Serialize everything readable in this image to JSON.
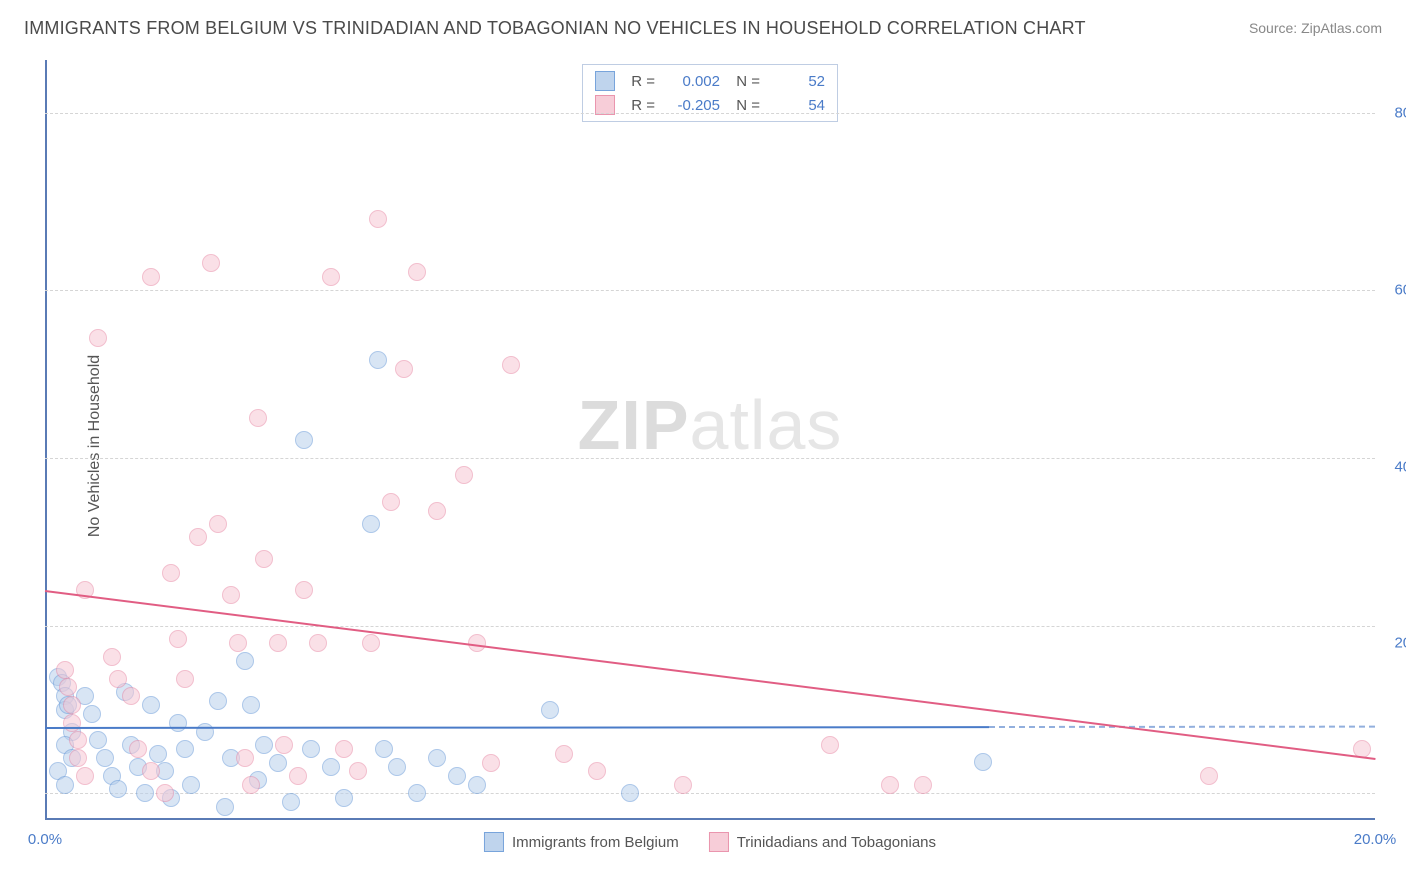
{
  "title": "IMMIGRANTS FROM BELGIUM VS TRINIDADIAN AND TOBAGONIAN NO VEHICLES IN HOUSEHOLD CORRELATION CHART",
  "source_label": "Source:",
  "source_value": "ZipAtlas.com",
  "y_axis_label": "No Vehicles in Household",
  "watermark_a": "ZIP",
  "watermark_b": "atlas",
  "chart": {
    "type": "scatter",
    "xlim": [
      0,
      20
    ],
    "ylim": [
      0,
      86
    ],
    "x_ticks": [
      0,
      20
    ],
    "x_tick_labels": [
      "0.0%",
      "20.0%"
    ],
    "y_ticks": [
      20,
      40,
      60,
      80
    ],
    "y_tick_labels": [
      "20.0%",
      "40.0%",
      "60.0%",
      "80.0%"
    ],
    "grid_lines_y": [
      3,
      22,
      41,
      60,
      80
    ],
    "grid_color": "#d5d5d5",
    "axis_color": "#5a7bb5",
    "background_color": "#ffffff"
  },
  "series": [
    {
      "id": "belgium",
      "label": "Immigrants from Belgium",
      "fill": "#b9d0ec",
      "stroke": "#6a9bd8",
      "fill_opacity": 0.55,
      "marker_radius": 9,
      "R": "0.002",
      "N": "52",
      "trend": {
        "x1": 0,
        "y1": 10.5,
        "x2": 14.2,
        "y2": 10.6,
        "dash_to_x": 20,
        "color": "#4a7bc8"
      },
      "points": [
        [
          0.2,
          16.2
        ],
        [
          0.25,
          15.5
        ],
        [
          0.3,
          14.0
        ],
        [
          0.3,
          12.5
        ],
        [
          0.35,
          13.0
        ],
        [
          0.4,
          10.0
        ],
        [
          0.3,
          8.5
        ],
        [
          0.4,
          7.0
        ],
        [
          0.2,
          5.5
        ],
        [
          0.3,
          4.0
        ],
        [
          0.6,
          14.0
        ],
        [
          0.7,
          12.0
        ],
        [
          0.8,
          9.0
        ],
        [
          0.9,
          7.0
        ],
        [
          1.0,
          5.0
        ],
        [
          1.1,
          3.5
        ],
        [
          1.2,
          14.5
        ],
        [
          1.3,
          8.5
        ],
        [
          1.4,
          6.0
        ],
        [
          1.5,
          3.0
        ],
        [
          1.6,
          13.0
        ],
        [
          1.7,
          7.5
        ],
        [
          1.8,
          5.5
        ],
        [
          1.9,
          2.5
        ],
        [
          2.0,
          11.0
        ],
        [
          2.1,
          8.0
        ],
        [
          2.2,
          4.0
        ],
        [
          2.4,
          10.0
        ],
        [
          2.6,
          13.5
        ],
        [
          2.7,
          1.5
        ],
        [
          2.8,
          7.0
        ],
        [
          3.0,
          18.0
        ],
        [
          3.1,
          13.0
        ],
        [
          3.2,
          4.5
        ],
        [
          3.3,
          8.5
        ],
        [
          3.5,
          6.5
        ],
        [
          3.7,
          2.0
        ],
        [
          3.9,
          43.0
        ],
        [
          4.0,
          8.0
        ],
        [
          4.3,
          6.0
        ],
        [
          4.5,
          2.5
        ],
        [
          4.9,
          33.5
        ],
        [
          5.1,
          8.0
        ],
        [
          5.3,
          6.0
        ],
        [
          5.6,
          3.0
        ],
        [
          5.9,
          7.0
        ],
        [
          6.2,
          5.0
        ],
        [
          6.5,
          4.0
        ],
        [
          7.6,
          12.5
        ],
        [
          8.8,
          3.0
        ],
        [
          14.1,
          6.6
        ],
        [
          5.0,
          52.0
        ]
      ]
    },
    {
      "id": "trinidad",
      "label": "Trinidadians and Tobagonians",
      "fill": "#f7c8d4",
      "stroke": "#e88aa6",
      "fill_opacity": 0.55,
      "marker_radius": 9,
      "R": "-0.205",
      "N": "54",
      "trend": {
        "x1": 0,
        "y1": 26.0,
        "x2": 20,
        "y2": 7.0,
        "color": "#e15d83"
      },
      "points": [
        [
          0.3,
          17.0
        ],
        [
          0.35,
          15.0
        ],
        [
          0.4,
          13.0
        ],
        [
          0.4,
          11.0
        ],
        [
          0.5,
          9.0
        ],
        [
          0.5,
          7.0
        ],
        [
          0.6,
          5.0
        ],
        [
          0.6,
          26.0
        ],
        [
          0.8,
          54.5
        ],
        [
          1.0,
          18.5
        ],
        [
          1.1,
          16.0
        ],
        [
          1.3,
          14.0
        ],
        [
          1.4,
          8.0
        ],
        [
          1.6,
          5.5
        ],
        [
          1.8,
          3.0
        ],
        [
          1.6,
          61.5
        ],
        [
          1.9,
          28.0
        ],
        [
          2.0,
          20.5
        ],
        [
          2.1,
          16.0
        ],
        [
          2.3,
          32.0
        ],
        [
          2.5,
          63.0
        ],
        [
          2.6,
          33.5
        ],
        [
          2.8,
          25.5
        ],
        [
          2.9,
          20.0
        ],
        [
          3.0,
          7.0
        ],
        [
          3.1,
          4.0
        ],
        [
          3.2,
          45.5
        ],
        [
          3.3,
          29.5
        ],
        [
          3.5,
          20.0
        ],
        [
          3.6,
          8.5
        ],
        [
          3.8,
          5.0
        ],
        [
          3.9,
          26.0
        ],
        [
          4.1,
          20.0
        ],
        [
          4.3,
          61.5
        ],
        [
          4.5,
          8.0
        ],
        [
          4.7,
          5.5
        ],
        [
          4.9,
          20.0
        ],
        [
          5.0,
          68.0
        ],
        [
          5.2,
          36.0
        ],
        [
          5.4,
          51.0
        ],
        [
          5.6,
          62.0
        ],
        [
          5.9,
          35.0
        ],
        [
          6.3,
          39.0
        ],
        [
          6.5,
          20.0
        ],
        [
          6.7,
          6.5
        ],
        [
          7.0,
          51.5
        ],
        [
          7.8,
          7.5
        ],
        [
          8.3,
          5.5
        ],
        [
          9.6,
          4.0
        ],
        [
          11.8,
          8.5
        ],
        [
          12.7,
          4.0
        ],
        [
          13.2,
          4.0
        ],
        [
          17.5,
          5.0
        ],
        [
          19.8,
          8.0
        ]
      ]
    }
  ],
  "legend_top_labels": {
    "R": "R =",
    "N": "N ="
  },
  "legend_bottom_labels": [
    "Immigrants from Belgium",
    "Trinidadians and Tobagonians"
  ]
}
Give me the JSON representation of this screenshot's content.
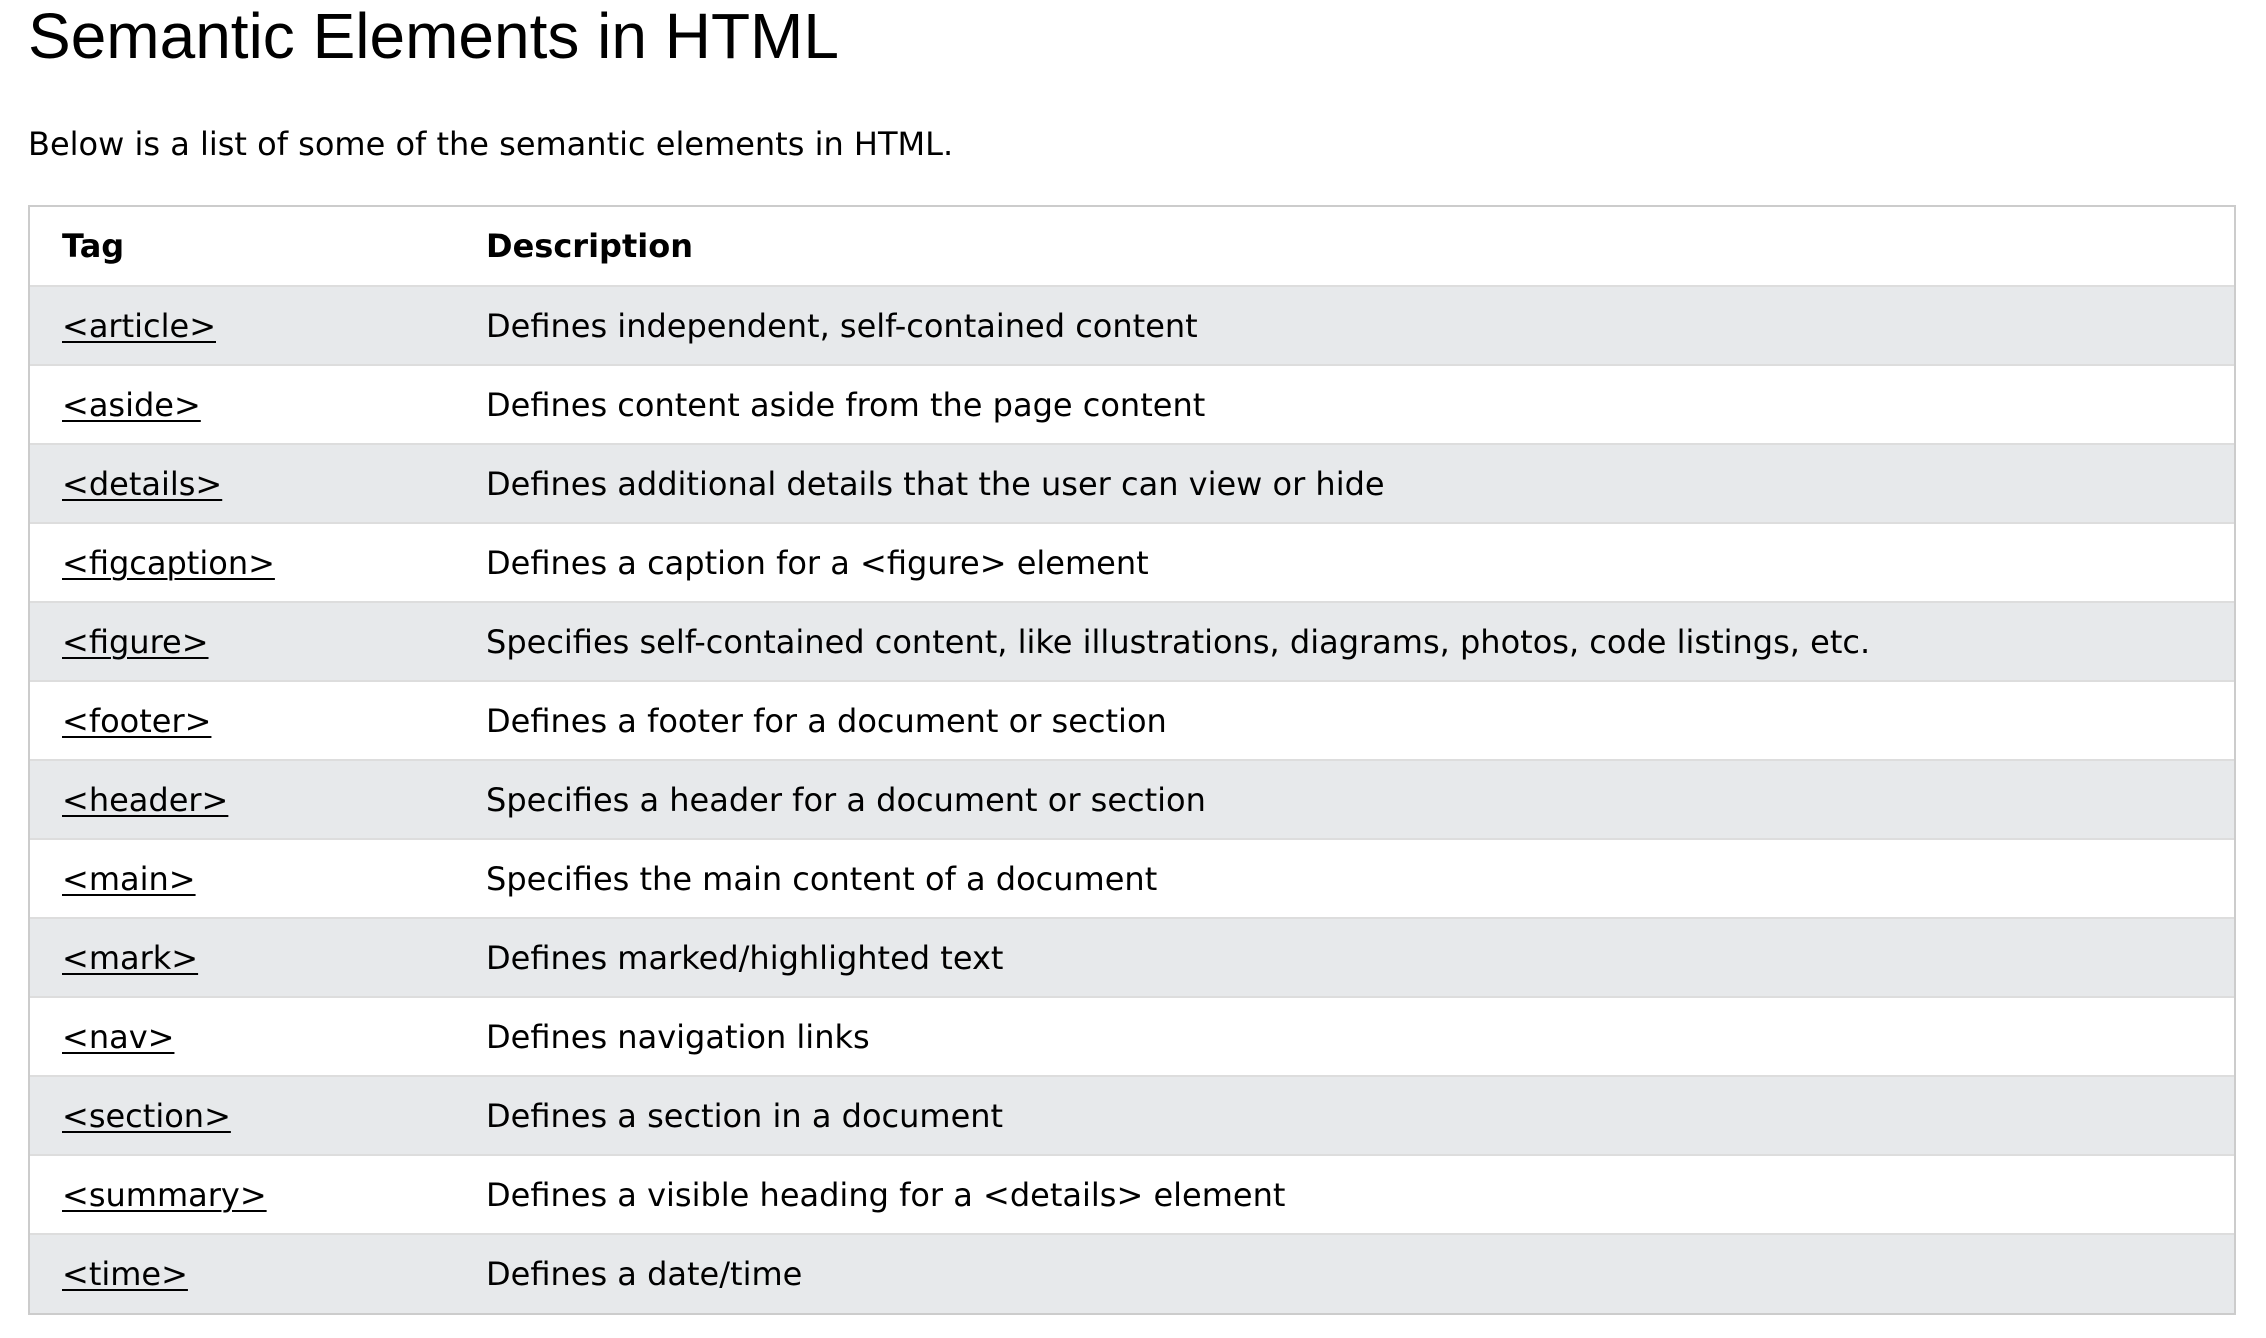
{
  "page": {
    "title": "Semantic Elements in HTML",
    "intro": "Below is a list of some of the semantic elements in HTML."
  },
  "table": {
    "headers": {
      "tag": "Tag",
      "description": "Description"
    },
    "rows": [
      {
        "tag": "<article>",
        "description": "Defines independent, self-contained content"
      },
      {
        "tag": "<aside>",
        "description": "Defines content aside from the page content"
      },
      {
        "tag": "<details>",
        "description": "Defines additional details that the user can view or hide"
      },
      {
        "tag": "<figcaption>",
        "description": "Defines a caption for a <figure> element"
      },
      {
        "tag": "<figure>",
        "description": "Specifies self-contained content, like illustrations, diagrams, photos, code listings, etc."
      },
      {
        "tag": "<footer>",
        "description": "Defines a footer for a document or section"
      },
      {
        "tag": "<header>",
        "description": "Specifies a header for a document or section"
      },
      {
        "tag": "<main>",
        "description": "Specifies the main content of a document"
      },
      {
        "tag": "<mark>",
        "description": "Defines marked/highlighted text"
      },
      {
        "tag": "<nav>",
        "description": "Defines navigation links"
      },
      {
        "tag": "<section>",
        "description": "Defines a section in a document"
      },
      {
        "tag": "<summary>",
        "description": "Defines a visible heading for a <details> element"
      },
      {
        "tag": "<time>",
        "description": "Defines a date/time"
      }
    ]
  },
  "colors": {
    "row_striped": "#e7e9eb",
    "row_plain": "#ffffff",
    "border": "#cccccc",
    "text": "#000000"
  }
}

**Your instructions**
Exclude the images and reproduce the remaining data exactly.

**Response**
Serialize everything readable in this image to JSON.
{
  "title": "IMMIGRANTS FROM BELGIUM VS TRINIDADIAN AND TOBAGONIAN NO VEHICLES IN HOUSEHOLD CORRELATION CHART",
  "source_label": "Source:",
  "source_value": "ZipAtlas.com",
  "y_axis_label": "No Vehicles in Household",
  "watermark_a": "ZIP",
  "watermark_b": "atlas",
  "chart": {
    "type": "scatter",
    "xlim": [
      0,
      20
    ],
    "ylim": [
      0,
      86
    ],
    "x_ticks": [
      0,
      20
    ],
    "x_tick_labels": [
      "0.0%",
      "20.0%"
    ],
    "y_ticks": [
      20,
      40,
      60,
      80
    ],
    "y_tick_labels": [
      "20.0%",
      "40.0%",
      "60.0%",
      "80.0%"
    ],
    "grid_lines_y": [
      3,
      22,
      41,
      60,
      80
    ],
    "grid_color": "#d5d5d5",
    "axis_color": "#5a7bb5",
    "background_color": "#ffffff"
  },
  "series": [
    {
      "id": "belgium",
      "label": "Immigrants from Belgium",
      "fill": "#b9d0ec",
      "stroke": "#6a9bd8",
      "fill_opacity": 0.55,
      "marker_radius": 9,
      "R": "0.002",
      "N": "52",
      "trend": {
        "x1": 0,
        "y1": 10.5,
        "x2": 14.2,
        "y2": 10.6,
        "dash_to_x": 20,
        "color": "#4a7bc8"
      },
      "points": [
        [
          0.2,
          16.2
        ],
        [
          0.25,
          15.5
        ],
        [
          0.3,
          14.0
        ],
        [
          0.3,
          12.5
        ],
        [
          0.35,
          13.0
        ],
        [
          0.4,
          10.0
        ],
        [
          0.3,
          8.5
        ],
        [
          0.4,
          7.0
        ],
        [
          0.2,
          5.5
        ],
        [
          0.3,
          4.0
        ],
        [
          0.6,
          14.0
        ],
        [
          0.7,
          12.0
        ],
        [
          0.8,
          9.0
        ],
        [
          0.9,
          7.0
        ],
        [
          1.0,
          5.0
        ],
        [
          1.1,
          3.5
        ],
        [
          1.2,
          14.5
        ],
        [
          1.3,
          8.5
        ],
        [
          1.4,
          6.0
        ],
        [
          1.5,
          3.0
        ],
        [
          1.6,
          13.0
        ],
        [
          1.7,
          7.5
        ],
        [
          1.8,
          5.5
        ],
        [
          1.9,
          2.5
        ],
        [
          2.0,
          11.0
        ],
        [
          2.1,
          8.0
        ],
        [
          2.2,
          4.0
        ],
        [
          2.4,
          10.0
        ],
        [
          2.6,
          13.5
        ],
        [
          2.7,
          1.5
        ],
        [
          2.8,
          7.0
        ],
        [
          3.0,
          18.0
        ],
        [
          3.1,
          13.0
        ],
        [
          3.2,
          4.5
        ],
        [
          3.3,
          8.5
        ],
        [
          3.5,
          6.5
        ],
        [
          3.7,
          2.0
        ],
        [
          3.9,
          43.0
        ],
        [
          4.0,
          8.0
        ],
        [
          4.3,
          6.0
        ],
        [
          4.5,
          2.5
        ],
        [
          4.9,
          33.5
        ],
        [
          5.1,
          8.0
        ],
        [
          5.3,
          6.0
        ],
        [
          5.6,
          3.0
        ],
        [
          5.9,
          7.0
        ],
        [
          6.2,
          5.0
        ],
        [
          6.5,
          4.0
        ],
        [
          7.6,
          12.5
        ],
        [
          8.8,
          3.0
        ],
        [
          14.1,
          6.6
        ],
        [
          5.0,
          52.0
        ]
      ]
    },
    {
      "id": "trinidad",
      "label": "Trinidadians and Tobagonians",
      "fill": "#f7c8d4",
      "stroke": "#e88aa6",
      "fill_opacity": 0.55,
      "marker_radius": 9,
      "R": "-0.205",
      "N": "54",
      "trend": {
        "x1": 0,
        "y1": 26.0,
        "x2": 20,
        "y2": 7.0,
        "color": "#e15d83"
      },
      "points": [
        [
          0.3,
          17.0
        ],
        [
          0.35,
          15.0
        ],
        [
          0.4,
          13.0
        ],
        [
          0.4,
          11.0
        ],
        [
          0.5,
          9.0
        ],
        [
          0.5,
          7.0
        ],
        [
          0.6,
          5.0
        ],
        [
          0.6,
          26.0
        ],
        [
          0.8,
          54.5
        ],
        [
          1.0,
          18.5
        ],
        [
          1.1,
          16.0
        ],
        [
          1.3,
          14.0
        ],
        [
          1.4,
          8.0
        ],
        [
          1.6,
          5.5
        ],
        [
          1.8,
          3.0
        ],
        [
          1.6,
          61.5
        ],
        [
          1.9,
          28.0
        ],
        [
          2.0,
          20.5
        ],
        [
          2.1,
          16.0
        ],
        [
          2.3,
          32.0
        ],
        [
          2.5,
          63.0
        ],
        [
          2.6,
          33.5
        ],
        [
          2.8,
          25.5
        ],
        [
          2.9,
          20.0
        ],
        [
          3.0,
          7.0
        ],
        [
          3.1,
          4.0
        ],
        [
          3.2,
          45.5
        ],
        [
          3.3,
          29.5
        ],
        [
          3.5,
          20.0
        ],
        [
          3.6,
          8.5
        ],
        [
          3.8,
          5.0
        ],
        [
          3.9,
          26.0
        ],
        [
          4.1,
          20.0
        ],
        [
          4.3,
          61.5
        ],
        [
          4.5,
          8.0
        ],
        [
          4.7,
          5.5
        ],
        [
          4.9,
          20.0
        ],
        [
          5.0,
          68.0
        ],
        [
          5.2,
          36.0
        ],
        [
          5.4,
          51.0
        ],
        [
          5.6,
          62.0
        ],
        [
          5.9,
          35.0
        ],
        [
          6.3,
          39.0
        ],
        [
          6.5,
          20.0
        ],
        [
          6.7,
          6.5
        ],
        [
          7.0,
          51.5
        ],
        [
          7.8,
          7.5
        ],
        [
          8.3,
          5.5
        ],
        [
          9.6,
          4.0
        ],
        [
          11.8,
          8.5
        ],
        [
          12.7,
          4.0
        ],
        [
          13.2,
          4.0
        ],
        [
          17.5,
          5.0
        ],
        [
          19.8,
          8.0
        ]
      ]
    }
  ],
  "legend_top_labels": {
    "R": "R =",
    "N": "N ="
  },
  "legend_bottom_labels": [
    "Immigrants from Belgium",
    "Trinidadians and Tobagonians"
  ]
}
Give me the JSON representation of this screenshot's content.
{
  "page": {
    "title": "Semantic Elements in HTML",
    "intro": "Below is a list of some of the semantic elements in HTML."
  },
  "table": {
    "headers": {
      "tag": "Tag",
      "description": "Description"
    },
    "rows": [
      {
        "tag": "<article>",
        "description": "Defines independent, self-contained content"
      },
      {
        "tag": "<aside>",
        "description": "Defines content aside from the page content"
      },
      {
        "tag": "<details>",
        "description": "Defines additional details that the user can view or hide"
      },
      {
        "tag": "<figcaption>",
        "description": "Defines a caption for a <figure> element"
      },
      {
        "tag": "<figure>",
        "description": "Specifies self-contained content, like illustrations, diagrams, photos, code listings, etc."
      },
      {
        "tag": "<footer>",
        "description": "Defines a footer for a document or section"
      },
      {
        "tag": "<header>",
        "description": "Specifies a header for a document or section"
      },
      {
        "tag": "<main>",
        "description": "Specifies the main content of a document"
      },
      {
        "tag": "<mark>",
        "description": "Defines marked/highlighted text"
      },
      {
        "tag": "<nav>",
        "description": "Defines navigation links"
      },
      {
        "tag": "<section>",
        "description": "Defines a section in a document"
      },
      {
        "tag": "<summary>",
        "description": "Defines a visible heading for a <details> element"
      },
      {
        "tag": "<time>",
        "description": "Defines a date/time"
      }
    ]
  },
  "colors": {
    "row_striped": "#e7e9eb",
    "row_plain": "#ffffff",
    "border": "#cccccc",
    "text": "#000000"
  }
}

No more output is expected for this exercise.